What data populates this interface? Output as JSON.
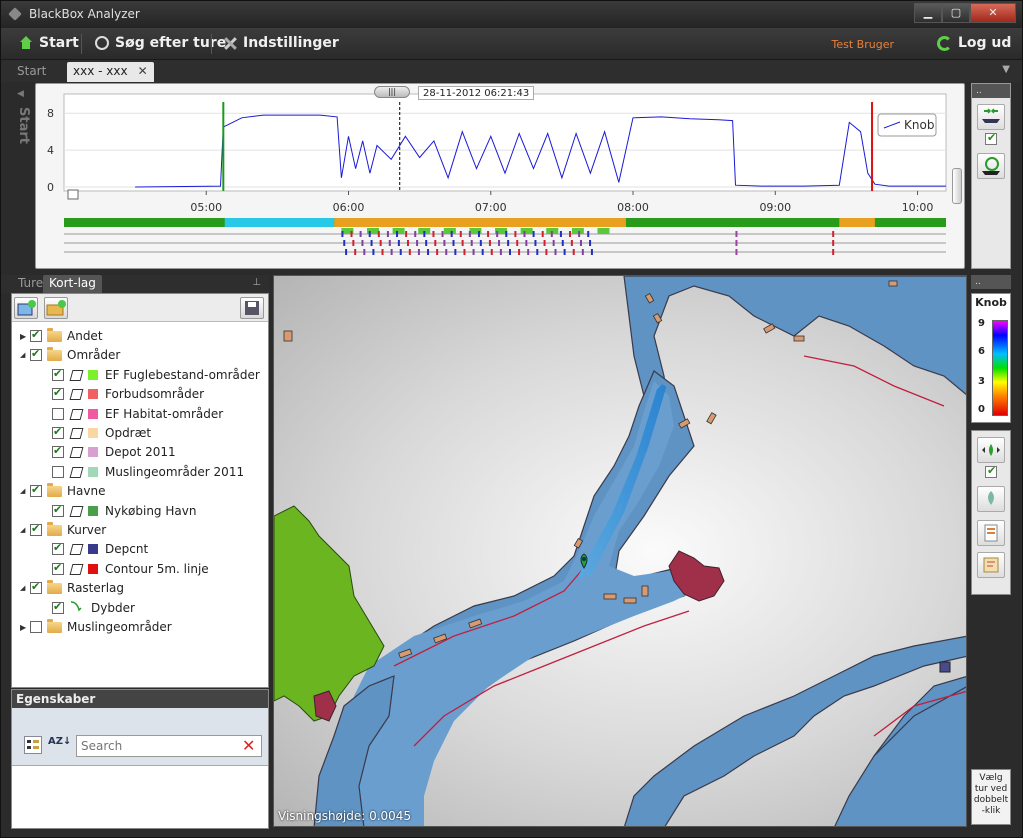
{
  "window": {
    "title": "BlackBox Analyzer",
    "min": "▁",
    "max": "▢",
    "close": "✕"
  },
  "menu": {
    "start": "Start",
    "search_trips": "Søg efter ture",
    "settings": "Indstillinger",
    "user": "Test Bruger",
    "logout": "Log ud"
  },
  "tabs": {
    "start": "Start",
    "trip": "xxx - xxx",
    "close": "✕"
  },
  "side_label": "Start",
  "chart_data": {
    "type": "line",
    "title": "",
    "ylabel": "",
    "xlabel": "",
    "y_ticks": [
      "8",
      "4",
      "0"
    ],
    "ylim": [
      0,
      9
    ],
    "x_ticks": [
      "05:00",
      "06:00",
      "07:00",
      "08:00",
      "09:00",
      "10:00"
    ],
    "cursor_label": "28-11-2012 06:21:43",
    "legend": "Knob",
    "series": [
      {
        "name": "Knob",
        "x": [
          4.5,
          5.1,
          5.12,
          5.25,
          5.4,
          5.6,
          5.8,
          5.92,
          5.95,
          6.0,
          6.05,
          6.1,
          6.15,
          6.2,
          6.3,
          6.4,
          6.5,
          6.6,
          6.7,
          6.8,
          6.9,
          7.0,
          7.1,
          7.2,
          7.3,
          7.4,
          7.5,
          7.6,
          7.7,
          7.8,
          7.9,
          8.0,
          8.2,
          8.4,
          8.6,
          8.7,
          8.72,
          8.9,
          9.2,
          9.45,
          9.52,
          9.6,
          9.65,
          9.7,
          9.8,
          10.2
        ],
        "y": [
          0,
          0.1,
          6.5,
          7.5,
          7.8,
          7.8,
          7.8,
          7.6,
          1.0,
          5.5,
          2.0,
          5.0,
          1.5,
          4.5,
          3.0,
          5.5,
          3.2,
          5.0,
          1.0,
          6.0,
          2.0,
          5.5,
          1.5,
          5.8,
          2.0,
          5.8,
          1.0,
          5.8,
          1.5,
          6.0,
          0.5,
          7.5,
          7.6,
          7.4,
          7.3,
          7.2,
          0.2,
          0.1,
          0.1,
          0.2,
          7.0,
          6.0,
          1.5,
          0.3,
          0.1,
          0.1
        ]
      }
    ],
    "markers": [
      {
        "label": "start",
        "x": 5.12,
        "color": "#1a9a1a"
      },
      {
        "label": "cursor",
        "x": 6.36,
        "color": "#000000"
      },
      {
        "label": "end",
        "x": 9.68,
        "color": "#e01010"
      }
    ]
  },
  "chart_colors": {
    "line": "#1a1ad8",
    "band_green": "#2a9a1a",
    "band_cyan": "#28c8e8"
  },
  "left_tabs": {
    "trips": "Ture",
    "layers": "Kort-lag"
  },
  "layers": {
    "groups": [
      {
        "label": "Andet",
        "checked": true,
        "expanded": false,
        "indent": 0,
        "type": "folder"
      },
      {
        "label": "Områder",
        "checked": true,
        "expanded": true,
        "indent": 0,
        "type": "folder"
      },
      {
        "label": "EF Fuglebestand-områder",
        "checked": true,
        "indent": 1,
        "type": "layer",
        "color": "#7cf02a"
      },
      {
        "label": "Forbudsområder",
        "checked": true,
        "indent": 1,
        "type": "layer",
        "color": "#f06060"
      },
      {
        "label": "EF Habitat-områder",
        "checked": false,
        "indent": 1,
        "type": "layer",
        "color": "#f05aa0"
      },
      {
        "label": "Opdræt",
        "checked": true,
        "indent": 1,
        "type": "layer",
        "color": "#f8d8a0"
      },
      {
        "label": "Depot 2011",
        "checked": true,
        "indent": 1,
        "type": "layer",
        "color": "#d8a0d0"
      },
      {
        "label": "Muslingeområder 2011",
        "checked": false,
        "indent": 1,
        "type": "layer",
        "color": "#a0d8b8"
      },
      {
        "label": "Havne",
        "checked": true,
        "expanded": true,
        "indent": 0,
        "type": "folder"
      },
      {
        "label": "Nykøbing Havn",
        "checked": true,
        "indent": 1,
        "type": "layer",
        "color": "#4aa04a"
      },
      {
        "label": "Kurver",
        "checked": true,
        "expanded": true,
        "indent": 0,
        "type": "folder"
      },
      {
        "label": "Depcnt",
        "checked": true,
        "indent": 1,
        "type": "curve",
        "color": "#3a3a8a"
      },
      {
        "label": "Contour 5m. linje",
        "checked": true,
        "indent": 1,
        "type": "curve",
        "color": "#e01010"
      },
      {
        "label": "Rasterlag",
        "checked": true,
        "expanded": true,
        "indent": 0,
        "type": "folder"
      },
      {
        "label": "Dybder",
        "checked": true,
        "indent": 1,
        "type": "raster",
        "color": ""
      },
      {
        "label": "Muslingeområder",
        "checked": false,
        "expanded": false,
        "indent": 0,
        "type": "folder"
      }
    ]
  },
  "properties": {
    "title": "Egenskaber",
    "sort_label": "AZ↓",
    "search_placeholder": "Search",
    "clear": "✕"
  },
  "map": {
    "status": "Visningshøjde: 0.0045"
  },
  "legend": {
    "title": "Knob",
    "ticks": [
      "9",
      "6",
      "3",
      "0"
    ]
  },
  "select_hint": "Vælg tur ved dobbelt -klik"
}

____

## EXERCISE OBJECTIVE
Write out the listing above exactly as it stands, pictures excluded.

## RESPONSE FOR THIS EXERCISE
What data populates this interface? Output as JSON.
{
  "window": {
    "title": "BlackBox Analyzer",
    "min": "▁",
    "max": "▢",
    "close": "✕"
  },
  "menu": {
    "start": "Start",
    "search_trips": "Søg efter ture",
    "settings": "Indstillinger",
    "user": "Test Bruger",
    "logout": "Log ud"
  },
  "tabs": {
    "start": "Start",
    "trip": "xxx - xxx",
    "close": "✕"
  },
  "side_label": "Start",
  "chart_data": {
    "type": "line",
    "title": "",
    "ylabel": "",
    "xlabel": "",
    "y_ticks": [
      "8",
      "4",
      "0"
    ],
    "ylim": [
      0,
      9
    ],
    "x_ticks": [
      "05:00",
      "06:00",
      "07:00",
      "08:00",
      "09:00",
      "10:00"
    ],
    "cursor_label": "28-11-2012 06:21:43",
    "legend": "Knob",
    "series": [
      {
        "name": "Knob",
        "x": [
          4.5,
          5.1,
          5.12,
          5.25,
          5.4,
          5.6,
          5.8,
          5.92,
          5.95,
          6.0,
          6.05,
          6.1,
          6.15,
          6.2,
          6.3,
          6.4,
          6.5,
          6.6,
          6.7,
          6.8,
          6.9,
          7.0,
          7.1,
          7.2,
          7.3,
          7.4,
          7.5,
          7.6,
          7.7,
          7.8,
          7.9,
          8.0,
          8.2,
          8.4,
          8.6,
          8.7,
          8.72,
          8.9,
          9.2,
          9.45,
          9.52,
          9.6,
          9.65,
          9.7,
          9.8,
          10.2
        ],
        "y": [
          0,
          0.1,
          6.5,
          7.5,
          7.8,
          7.8,
          7.8,
          7.6,
          1.0,
          5.5,
          2.0,
          5.0,
          1.5,
          4.5,
          3.0,
          5.5,
          3.2,
          5.0,
          1.0,
          6.0,
          2.0,
          5.5,
          1.5,
          5.8,
          2.0,
          5.8,
          1.0,
          5.8,
          1.5,
          6.0,
          0.5,
          7.5,
          7.6,
          7.4,
          7.3,
          7.2,
          0.2,
          0.1,
          0.1,
          0.2,
          7.0,
          6.0,
          1.5,
          0.3,
          0.1,
          0.1
        ]
      }
    ],
    "markers": [
      {
        "label": "start",
        "x": 5.12,
        "color": "#1a9a1a"
      },
      {
        "label": "cursor",
        "x": 6.36,
        "color": "#000000"
      },
      {
        "label": "end",
        "x": 9.68,
        "color": "#e01010"
      }
    ]
  },
  "chart_colors": {
    "line": "#1a1ad8",
    "band_green": "#2a9a1a",
    "band_cyan": "#28c8e8"
  },
  "left_tabs": {
    "trips": "Ture",
    "layers": "Kort-lag"
  },
  "layers": {
    "groups": [
      {
        "label": "Andet",
        "checked": true,
        "expanded": false,
        "indent": 0,
        "type": "folder"
      },
      {
        "label": "Områder",
        "checked": true,
        "expanded": true,
        "indent": 0,
        "type": "folder"
      },
      {
        "label": "EF Fuglebestand-områder",
        "checked": true,
        "indent": 1,
        "type": "layer",
        "color": "#7cf02a"
      },
      {
        "label": "Forbudsområder",
        "checked": true,
        "indent": 1,
        "type": "layer",
        "color": "#f06060"
      },
      {
        "label": "EF Habitat-områder",
        "checked": false,
        "indent": 1,
        "type": "layer",
        "color": "#f05aa0"
      },
      {
        "label": "Opdræt",
        "checked": true,
        "indent": 1,
        "type": "layer",
        "color": "#f8d8a0"
      },
      {
        "label": "Depot 2011",
        "checked": true,
        "indent": 1,
        "type": "layer",
        "color": "#d8a0d0"
      },
      {
        "label": "Muslingeområder 2011",
        "checked": false,
        "indent": 1,
        "type": "layer",
        "color": "#a0d8b8"
      },
      {
        "label": "Havne",
        "checked": true,
        "expanded": true,
        "indent": 0,
        "type": "folder"
      },
      {
        "label": "Nykøbing Havn",
        "checked": true,
        "indent": 1,
        "type": "layer",
        "color": "#4aa04a"
      },
      {
        "label": "Kurver",
        "checked": true,
        "expanded": true,
        "indent": 0,
        "type": "folder"
      },
      {
        "label": "Depcnt",
        "checked": true,
        "indent": 1,
        "type": "curve",
        "color": "#3a3a8a"
      },
      {
        "label": "Contour 5m. linje",
        "checked": true,
        "indent": 1,
        "type": "curve",
        "color": "#e01010"
      },
      {
        "label": "Rasterlag",
        "checked": true,
        "expanded": true,
        "indent": 0,
        "type": "folder"
      },
      {
        "label": "Dybder",
        "checked": true,
        "indent": 1,
        "type": "raster",
        "color": ""
      },
      {
        "label": "Muslingeområder",
        "checked": false,
        "expanded": false,
        "indent": 0,
        "type": "folder"
      }
    ]
  },
  "properties": {
    "title": "Egenskaber",
    "sort_label": "AZ↓",
    "search_placeholder": "Search",
    "clear": "✕"
  },
  "map": {
    "status": "Visningshøjde: 0.0045"
  },
  "legend": {
    "title": "Knob",
    "ticks": [
      "9",
      "6",
      "3",
      "0"
    ]
  },
  "select_hint": "Vælg tur ved dobbelt -klik"
}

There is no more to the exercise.